### [GEGEVEN OPDRACHT]
Schrijf elke regel van de records hieronder ongewijzigd over.

### [OPGESOMDE RECORDS]
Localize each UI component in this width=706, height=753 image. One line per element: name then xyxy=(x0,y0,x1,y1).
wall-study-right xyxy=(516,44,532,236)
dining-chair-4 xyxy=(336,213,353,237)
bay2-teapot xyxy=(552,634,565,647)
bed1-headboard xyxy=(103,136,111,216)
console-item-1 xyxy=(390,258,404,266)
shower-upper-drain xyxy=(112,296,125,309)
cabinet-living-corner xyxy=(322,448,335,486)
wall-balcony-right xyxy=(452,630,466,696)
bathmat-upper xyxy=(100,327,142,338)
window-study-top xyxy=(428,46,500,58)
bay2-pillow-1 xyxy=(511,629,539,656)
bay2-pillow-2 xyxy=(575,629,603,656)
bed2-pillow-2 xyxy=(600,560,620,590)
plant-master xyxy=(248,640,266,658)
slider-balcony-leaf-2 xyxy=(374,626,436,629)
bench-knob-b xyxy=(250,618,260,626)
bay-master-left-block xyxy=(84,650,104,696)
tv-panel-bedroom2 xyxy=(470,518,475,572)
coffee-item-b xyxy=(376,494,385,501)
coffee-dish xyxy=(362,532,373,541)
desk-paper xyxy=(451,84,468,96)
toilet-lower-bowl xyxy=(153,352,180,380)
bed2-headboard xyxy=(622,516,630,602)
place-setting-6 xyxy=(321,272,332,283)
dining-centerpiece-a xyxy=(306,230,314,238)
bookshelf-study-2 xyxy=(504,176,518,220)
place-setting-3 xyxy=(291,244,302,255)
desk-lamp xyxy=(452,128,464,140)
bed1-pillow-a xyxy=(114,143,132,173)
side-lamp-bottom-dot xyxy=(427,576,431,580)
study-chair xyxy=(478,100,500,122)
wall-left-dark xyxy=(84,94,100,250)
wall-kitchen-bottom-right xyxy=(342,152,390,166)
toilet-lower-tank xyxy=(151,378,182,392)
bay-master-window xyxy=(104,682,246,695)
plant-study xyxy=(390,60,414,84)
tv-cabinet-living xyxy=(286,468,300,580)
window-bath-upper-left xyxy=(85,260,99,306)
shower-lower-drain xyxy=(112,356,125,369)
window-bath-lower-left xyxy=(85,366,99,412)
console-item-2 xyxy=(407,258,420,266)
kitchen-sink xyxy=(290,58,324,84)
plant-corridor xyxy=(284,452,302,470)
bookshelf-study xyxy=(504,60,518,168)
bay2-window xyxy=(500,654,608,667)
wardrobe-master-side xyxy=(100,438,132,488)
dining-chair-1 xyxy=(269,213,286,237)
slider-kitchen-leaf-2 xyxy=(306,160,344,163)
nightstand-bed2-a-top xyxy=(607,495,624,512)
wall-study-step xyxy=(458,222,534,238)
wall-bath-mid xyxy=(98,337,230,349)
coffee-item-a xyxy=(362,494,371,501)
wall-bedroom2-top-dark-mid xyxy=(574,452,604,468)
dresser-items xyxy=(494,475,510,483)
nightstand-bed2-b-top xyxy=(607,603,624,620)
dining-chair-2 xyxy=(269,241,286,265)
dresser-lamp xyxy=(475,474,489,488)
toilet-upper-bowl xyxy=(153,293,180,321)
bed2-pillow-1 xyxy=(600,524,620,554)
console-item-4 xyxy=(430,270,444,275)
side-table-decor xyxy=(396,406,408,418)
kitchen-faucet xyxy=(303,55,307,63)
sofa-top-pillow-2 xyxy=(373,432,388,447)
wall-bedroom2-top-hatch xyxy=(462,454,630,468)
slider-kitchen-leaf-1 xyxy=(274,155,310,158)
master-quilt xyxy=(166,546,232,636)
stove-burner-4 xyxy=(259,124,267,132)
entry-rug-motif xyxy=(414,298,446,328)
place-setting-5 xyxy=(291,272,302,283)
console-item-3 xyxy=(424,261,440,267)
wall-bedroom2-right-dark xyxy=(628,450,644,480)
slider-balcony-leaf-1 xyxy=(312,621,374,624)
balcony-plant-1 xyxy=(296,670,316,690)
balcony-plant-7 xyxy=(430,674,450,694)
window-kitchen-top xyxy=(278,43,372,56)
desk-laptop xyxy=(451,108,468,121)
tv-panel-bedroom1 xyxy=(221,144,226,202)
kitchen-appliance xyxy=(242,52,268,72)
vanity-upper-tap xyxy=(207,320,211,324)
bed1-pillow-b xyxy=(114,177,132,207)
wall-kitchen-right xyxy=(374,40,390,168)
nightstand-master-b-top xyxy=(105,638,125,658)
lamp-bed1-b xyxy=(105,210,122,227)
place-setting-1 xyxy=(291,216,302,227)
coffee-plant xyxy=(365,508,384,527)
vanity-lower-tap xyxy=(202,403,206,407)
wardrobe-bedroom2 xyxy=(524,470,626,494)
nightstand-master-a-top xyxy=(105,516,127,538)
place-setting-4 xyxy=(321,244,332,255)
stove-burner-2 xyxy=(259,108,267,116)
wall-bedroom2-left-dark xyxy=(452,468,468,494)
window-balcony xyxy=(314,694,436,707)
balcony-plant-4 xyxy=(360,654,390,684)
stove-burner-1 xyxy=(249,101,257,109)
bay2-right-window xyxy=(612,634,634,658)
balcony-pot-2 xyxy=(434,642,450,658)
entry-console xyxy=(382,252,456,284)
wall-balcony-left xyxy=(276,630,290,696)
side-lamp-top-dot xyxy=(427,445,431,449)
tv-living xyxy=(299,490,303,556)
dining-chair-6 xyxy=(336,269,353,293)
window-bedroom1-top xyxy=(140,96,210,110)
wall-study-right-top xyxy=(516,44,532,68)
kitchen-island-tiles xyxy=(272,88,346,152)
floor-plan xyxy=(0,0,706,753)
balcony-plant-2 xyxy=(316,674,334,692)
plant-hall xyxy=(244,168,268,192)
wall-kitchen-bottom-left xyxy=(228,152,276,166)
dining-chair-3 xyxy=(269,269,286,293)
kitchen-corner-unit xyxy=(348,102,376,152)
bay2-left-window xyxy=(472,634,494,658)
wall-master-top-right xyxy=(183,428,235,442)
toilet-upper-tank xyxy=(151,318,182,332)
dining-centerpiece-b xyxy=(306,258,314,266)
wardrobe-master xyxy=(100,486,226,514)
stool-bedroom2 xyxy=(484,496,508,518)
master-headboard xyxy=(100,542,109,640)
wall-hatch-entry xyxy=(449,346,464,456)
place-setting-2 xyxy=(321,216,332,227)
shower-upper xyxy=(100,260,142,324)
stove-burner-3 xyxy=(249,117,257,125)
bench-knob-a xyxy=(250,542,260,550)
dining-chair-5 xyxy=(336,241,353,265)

### [OPLOSSING HIERONDER]
Localize each UI component in this width=706, height=753 image. One line per element: name then xyxy=(x0,y0,x1,y1).
wall-study-right xyxy=(516,44,532,236)
dining-chair-4 xyxy=(336,213,353,237)
bay2-teapot xyxy=(552,634,565,647)
bed1-headboard xyxy=(103,136,111,216)
console-item-1 xyxy=(390,258,404,266)
shower-upper-drain xyxy=(112,296,125,309)
cabinet-living-corner xyxy=(322,448,335,486)
wall-balcony-right xyxy=(452,630,466,696)
bathmat-upper xyxy=(100,327,142,338)
window-study-top xyxy=(428,46,500,58)
bay2-pillow-1 xyxy=(511,629,539,656)
bay2-pillow-2 xyxy=(575,629,603,656)
bed2-pillow-2 xyxy=(600,560,620,590)
plant-master xyxy=(248,640,266,658)
slider-balcony-leaf-2 xyxy=(374,626,436,629)
bench-knob-b xyxy=(250,618,260,626)
bay-master-left-block xyxy=(84,650,104,696)
tv-panel-bedroom2 xyxy=(470,518,475,572)
coffee-item-b xyxy=(376,494,385,501)
coffee-dish xyxy=(362,532,373,541)
desk-paper xyxy=(451,84,468,96)
toilet-lower-bowl xyxy=(153,352,180,380)
bed2-headboard xyxy=(622,516,630,602)
place-setting-6 xyxy=(321,272,332,283)
dining-centerpiece-a xyxy=(306,230,314,238)
bookshelf-study-2 xyxy=(504,176,518,220)
place-setting-3 xyxy=(291,244,302,255)
desk-lamp xyxy=(452,128,464,140)
bed1-pillow-a xyxy=(114,143,132,173)
side-lamp-bottom-dot xyxy=(427,576,431,580)
study-chair xyxy=(478,100,500,122)
wall-left-dark xyxy=(84,94,100,250)
wall-kitchen-bottom-right xyxy=(342,152,390,166)
toilet-lower-tank xyxy=(151,378,182,392)
bay-master-window xyxy=(104,682,246,695)
plant-study xyxy=(390,60,414,84)
tv-cabinet-living xyxy=(286,468,300,580)
window-bath-upper-left xyxy=(85,260,99,306)
shower-lower-drain xyxy=(112,356,125,369)
window-bath-lower-left xyxy=(85,366,99,412)
console-item-2 xyxy=(407,258,420,266)
kitchen-sink xyxy=(290,58,324,84)
plant-corridor xyxy=(284,452,302,470)
bookshelf-study xyxy=(504,60,518,168)
bay2-window xyxy=(500,654,608,667)
wardrobe-master-side xyxy=(100,438,132,488)
dining-chair-1 xyxy=(269,213,286,237)
slider-kitchen-leaf-2 xyxy=(306,160,344,163)
nightstand-bed2-a-top xyxy=(607,495,624,512)
wall-study-step xyxy=(458,222,534,238)
wall-bath-mid xyxy=(98,337,230,349)
coffee-item-a xyxy=(362,494,371,501)
wall-bedroom2-top-dark-mid xyxy=(574,452,604,468)
dresser-items xyxy=(494,475,510,483)
nightstand-bed2-b-top xyxy=(607,603,624,620)
dining-chair-2 xyxy=(269,241,286,265)
dresser-lamp xyxy=(475,474,489,488)
toilet-upper-bowl xyxy=(153,293,180,321)
bed2-pillow-1 xyxy=(600,524,620,554)
console-item-4 xyxy=(430,270,444,275)
side-table-decor xyxy=(396,406,408,418)
kitchen-faucet xyxy=(303,55,307,63)
sofa-top-pillow-2 xyxy=(373,432,388,447)
wall-bedroom2-top-hatch xyxy=(462,454,630,468)
slider-kitchen-leaf-1 xyxy=(274,155,310,158)
master-quilt xyxy=(166,546,232,636)
stove-burner-4 xyxy=(259,124,267,132)
entry-rug-motif xyxy=(414,298,446,328)
place-setting-5 xyxy=(291,272,302,283)
console-item-3 xyxy=(424,261,440,267)
wall-bedroom2-right-dark xyxy=(628,450,644,480)
slider-balcony-leaf-1 xyxy=(312,621,374,624)
balcony-plant-1 xyxy=(296,670,316,690)
balcony-plant-7 xyxy=(430,674,450,694)
window-kitchen-top xyxy=(278,43,372,56)
desk-laptop xyxy=(451,108,468,121)
tv-panel-bedroom1 xyxy=(221,144,226,202)
kitchen-appliance xyxy=(242,52,268,72)
vanity-upper-tap xyxy=(207,320,211,324)
bed1-pillow-b xyxy=(114,177,132,207)
wall-kitchen-right xyxy=(374,40,390,168)
nightstand-master-b-top xyxy=(105,638,125,658)
lamp-bed1-b xyxy=(105,210,122,227)
place-setting-1 xyxy=(291,216,302,227)
coffee-plant xyxy=(365,508,384,527)
vanity-lower-tap xyxy=(202,403,206,407)
wardrobe-bedroom2 xyxy=(524,470,626,494)
nightstand-master-a-top xyxy=(105,516,127,538)
place-setting-4 xyxy=(321,244,332,255)
stove-burner-2 xyxy=(259,108,267,116)
wall-bedroom2-left-dark xyxy=(452,468,468,494)
window-balcony xyxy=(314,694,436,707)
balcony-plant-4 xyxy=(360,654,390,684)
stove-burner-1 xyxy=(249,101,257,109)
bay2-right-window xyxy=(612,634,634,658)
balcony-pot-2 xyxy=(434,642,450,658)
entry-console xyxy=(382,252,456,284)
wall-balcony-left xyxy=(276,630,290,696)
side-lamp-top-dot xyxy=(427,445,431,449)
tv-living xyxy=(299,490,303,556)
dining-chair-6 xyxy=(336,269,353,293)
window-bedroom1-top xyxy=(140,96,210,110)
wall-study-right-top xyxy=(516,44,532,68)
kitchen-island-tiles xyxy=(272,88,346,152)
floor-plan xyxy=(0,0,706,753)
balcony-plant-2 xyxy=(316,674,334,692)
plant-hall xyxy=(244,168,268,192)
wall-kitchen-bottom-left xyxy=(228,152,276,166)
dining-chair-3 xyxy=(269,269,286,293)
kitchen-corner-unit xyxy=(348,102,376,152)
bay2-left-window xyxy=(472,634,494,658)
wall-master-top-right xyxy=(183,428,235,442)
toilet-upper-tank xyxy=(151,318,182,332)
dining-centerpiece-b xyxy=(306,258,314,266)
wardrobe-master xyxy=(100,486,226,514)
stool-bedroom2 xyxy=(484,496,508,518)
master-headboard xyxy=(100,542,109,640)
wall-hatch-entry xyxy=(449,346,464,456)
place-setting-2 xyxy=(321,216,332,227)
shower-upper xyxy=(100,260,142,324)
stove-burner-3 xyxy=(249,117,257,125)
bench-knob-a xyxy=(250,542,260,550)
dining-chair-5 xyxy=(336,241,353,265)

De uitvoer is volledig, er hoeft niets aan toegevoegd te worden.